━━━ RECORDS ━━━
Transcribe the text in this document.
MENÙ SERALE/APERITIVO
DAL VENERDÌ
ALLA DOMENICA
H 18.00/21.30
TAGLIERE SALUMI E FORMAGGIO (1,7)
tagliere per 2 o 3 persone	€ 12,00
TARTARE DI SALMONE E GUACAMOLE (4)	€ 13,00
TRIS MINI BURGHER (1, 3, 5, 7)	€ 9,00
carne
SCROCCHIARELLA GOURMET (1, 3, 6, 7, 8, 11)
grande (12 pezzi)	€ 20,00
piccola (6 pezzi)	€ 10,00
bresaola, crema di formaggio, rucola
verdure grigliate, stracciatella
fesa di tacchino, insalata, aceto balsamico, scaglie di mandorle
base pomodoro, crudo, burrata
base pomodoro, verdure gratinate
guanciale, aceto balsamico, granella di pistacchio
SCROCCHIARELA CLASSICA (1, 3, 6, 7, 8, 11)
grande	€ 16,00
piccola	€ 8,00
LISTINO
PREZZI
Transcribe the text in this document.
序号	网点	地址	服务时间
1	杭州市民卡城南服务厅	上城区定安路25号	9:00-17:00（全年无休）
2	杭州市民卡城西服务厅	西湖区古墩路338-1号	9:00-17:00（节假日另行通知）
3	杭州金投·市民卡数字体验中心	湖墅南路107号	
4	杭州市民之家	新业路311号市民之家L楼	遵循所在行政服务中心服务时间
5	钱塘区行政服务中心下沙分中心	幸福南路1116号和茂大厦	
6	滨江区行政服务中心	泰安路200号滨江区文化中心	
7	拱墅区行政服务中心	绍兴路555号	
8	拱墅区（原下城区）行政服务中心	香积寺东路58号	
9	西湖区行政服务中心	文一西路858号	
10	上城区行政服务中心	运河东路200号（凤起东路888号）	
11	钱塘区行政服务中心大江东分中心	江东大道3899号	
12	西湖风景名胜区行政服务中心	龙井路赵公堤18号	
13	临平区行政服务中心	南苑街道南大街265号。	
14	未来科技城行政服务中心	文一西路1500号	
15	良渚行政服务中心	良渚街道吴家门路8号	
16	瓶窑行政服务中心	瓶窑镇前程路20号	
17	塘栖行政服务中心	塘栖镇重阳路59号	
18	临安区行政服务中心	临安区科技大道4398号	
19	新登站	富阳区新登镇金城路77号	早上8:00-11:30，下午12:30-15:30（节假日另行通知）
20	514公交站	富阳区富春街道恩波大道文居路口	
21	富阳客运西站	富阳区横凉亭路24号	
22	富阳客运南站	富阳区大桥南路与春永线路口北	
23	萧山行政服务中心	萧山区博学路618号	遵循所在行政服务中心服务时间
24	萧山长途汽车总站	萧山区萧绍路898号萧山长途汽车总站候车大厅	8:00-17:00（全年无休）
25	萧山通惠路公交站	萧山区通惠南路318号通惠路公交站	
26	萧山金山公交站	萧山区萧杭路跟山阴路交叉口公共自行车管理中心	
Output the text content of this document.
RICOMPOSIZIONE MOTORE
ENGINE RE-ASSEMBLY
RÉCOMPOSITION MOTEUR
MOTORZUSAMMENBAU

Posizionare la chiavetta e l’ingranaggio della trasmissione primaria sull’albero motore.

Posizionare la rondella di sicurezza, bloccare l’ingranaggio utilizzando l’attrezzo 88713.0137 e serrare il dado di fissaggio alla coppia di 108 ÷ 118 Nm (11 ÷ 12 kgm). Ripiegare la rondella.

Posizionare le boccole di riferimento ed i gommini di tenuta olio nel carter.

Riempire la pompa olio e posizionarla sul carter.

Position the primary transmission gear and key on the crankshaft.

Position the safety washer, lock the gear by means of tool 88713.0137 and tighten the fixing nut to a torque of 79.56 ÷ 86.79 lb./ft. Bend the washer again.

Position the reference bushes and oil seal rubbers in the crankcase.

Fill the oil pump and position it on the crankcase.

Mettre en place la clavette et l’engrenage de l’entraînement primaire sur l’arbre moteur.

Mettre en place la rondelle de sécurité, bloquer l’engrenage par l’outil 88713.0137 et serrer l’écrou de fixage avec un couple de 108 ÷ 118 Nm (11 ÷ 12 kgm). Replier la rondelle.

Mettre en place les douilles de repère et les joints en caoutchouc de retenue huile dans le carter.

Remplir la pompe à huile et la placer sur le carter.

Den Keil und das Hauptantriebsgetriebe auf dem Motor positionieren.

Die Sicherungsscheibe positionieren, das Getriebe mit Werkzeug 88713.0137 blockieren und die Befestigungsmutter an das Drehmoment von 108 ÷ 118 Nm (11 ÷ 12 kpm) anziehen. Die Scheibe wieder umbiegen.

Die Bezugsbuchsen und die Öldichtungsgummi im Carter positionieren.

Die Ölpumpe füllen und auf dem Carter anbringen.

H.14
━━━
▸ WRITTEN EXERCISE
Every line of the data above should be copied exactly.

▸ COMPLETED EXERCISE
Transcribe the text in this document.
MENÙ SERALE/APERITIVO
DAL VENERDÌ
ALLA DOMENICA
H 18.00/21.30
TAGLIERE SALUMI E FORMAGGIO (1,7)
tagliere per 2 o 3 persone	€ 12,00
TARTARE DI SALMONE E GUACAMOLE (4)	€ 13,00
TRIS MINI BURGHER (1, 3, 5, 7)	€ 9,00
carne
SCROCCHIARELLA GOURMET (1, 3, 6, 7, 8, 11)
grande (12 pezzi)	€ 20,00
piccola (6 pezzi)	€ 10,00
bresaola, crema di formaggio, rucola
verdure grigliate, stracciatella
fesa di tacchino, insalata, aceto balsamico, scaglie di mandorle
base pomodoro, crudo, burrata
base pomodoro, verdure gratinate
guanciale, aceto balsamico, granella di pistacchio
SCROCCHIARELA CLASSICA (1, 3, 6, 7, 8, 11)
grande	€ 16,00
piccola	€ 8,00
LISTINO
PREZZI
Transcribe the text in this document.
序号	网点	地址	服务时间
1	杭州市民卡城南服务厅	上城区定安路25号	9:00-17:00（全年无休）
2	杭州市民卡城西服务厅	西湖区古墩路338-1号	9:00-17:00（节假日另行通知）
3	杭州金投·市民卡数字体验中心	湖墅南路107号	
4	杭州市民之家	新业路311号市民之家L楼	遵循所在行政服务中心服务时间
5	钱塘区行政服务中心下沙分中心	幸福南路1116号和茂大厦	
6	滨江区行政服务中心	泰安路200号滨江区文化中心	
7	拱墅区行政服务中心	绍兴路555号	
8	拱墅区（原下城区）行政服务中心	香积寺东路58号	
9	西湖区行政服务中心	文一西路858号	
10	上城区行政服务中心	运河东路200号（凤起东路888号）	
11	钱塘区行政服务中心大江东分中心	江东大道3899号	
12	西湖风景名胜区行政服务中心	龙井路赵公堤18号	
13	临平区行政服务中心	南苑街道南大街265号。	
14	未来科技城行政服务中心	文一西路1500号	
15	良渚行政服务中心	良渚街道吴家门路8号	
16	瓶窑行政服务中心	瓶窑镇前程路20号	
17	塘栖行政服务中心	塘栖镇重阳路59号	
18	临安区行政服务中心	临安区科技大道4398号	
19	新登站	富阳区新登镇金城路77号	早上8:00-11:30，下午12:30-15:30（节假日另行通知）
20	514公交站	富阳区富春街道恩波大道文居路口	
21	富阳客运西站	富阳区横凉亭路24号	
22	富阳客运南站	富阳区大桥南路与春永线路口北	
23	萧山行政服务中心	萧山区博学路618号	遵循所在行政服务中心服务时间
24	萧山长途汽车总站	萧山区萧绍路898号萧山长途汽车总站候车大厅	8:00-17:00（全年无休）
25	萧山通惠路公交站	萧山区通惠南路318号通惠路公交站	
26	萧山金山公交站	萧山区萧杭路跟山阴路交叉口公共自行车管理中心	
Output the text content of this document.
RICOMPOSIZIONE MOTORE
ENGINE RE-ASSEMBLY
RÉCOMPOSITION MOTEUR
MOTORZUSAMMENBAU

Posizionare la chiavetta e l’ingranaggio della trasmissione primaria sull’albero motore.

Posizionare la rondella di sicurezza, bloccare l’ingranaggio utilizzando l’attrezzo 88713.0137 e serrare il dado di fissaggio alla coppia di 108 ÷ 118 Nm (11 ÷ 12 kgm). Ripiegare la rondella.

Posizionare le boccole di riferimento ed i gommini di tenuta olio nel carter.

Riempire la pompa olio e posizionarla sul carter.

Position the primary transmission gear and key on the crankshaft.

Position the safety washer, lock the gear by means of tool 88713.0137 and tighten the fixing nut to a torque of 79.56 ÷ 86.79 lb./ft. Bend the washer again.

Position the reference bushes and oil seal rubbers in the crankcase.

Fill the oil pump and position it on the crankcase.

Mettre en place la clavette et l’engrenage de l’entraînement primaire sur l’arbre moteur.

Mettre en place la rondelle de sécurité, bloquer l’engrenage par l’outil 88713.0137 et serrer l’écrou de fixage avec un couple de 108 ÷ 118 Nm (11 ÷ 12 kgm). Replier la rondelle.

Mettre en place les douilles de repère et les joints en caoutchouc de retenue huile dans le carter.

Remplir la pompe à huile et la placer sur le carter.

Den Keil und das Hauptantriebsgetriebe auf dem Motor positionieren.

Die Sicherungsscheibe positionieren, das Getriebe mit Werkzeug 88713.0137 blockieren und die Befestigungsmutter an das Drehmoment von 108 ÷ 118 Nm (11 ÷ 12 kpm) anziehen. Die Scheibe wieder umbiegen.

Die Bezugsbuchsen und die Öldichtungsgummi im Carter positionieren.

Die Ölpumpe füllen und auf dem Carter anbringen.

H.14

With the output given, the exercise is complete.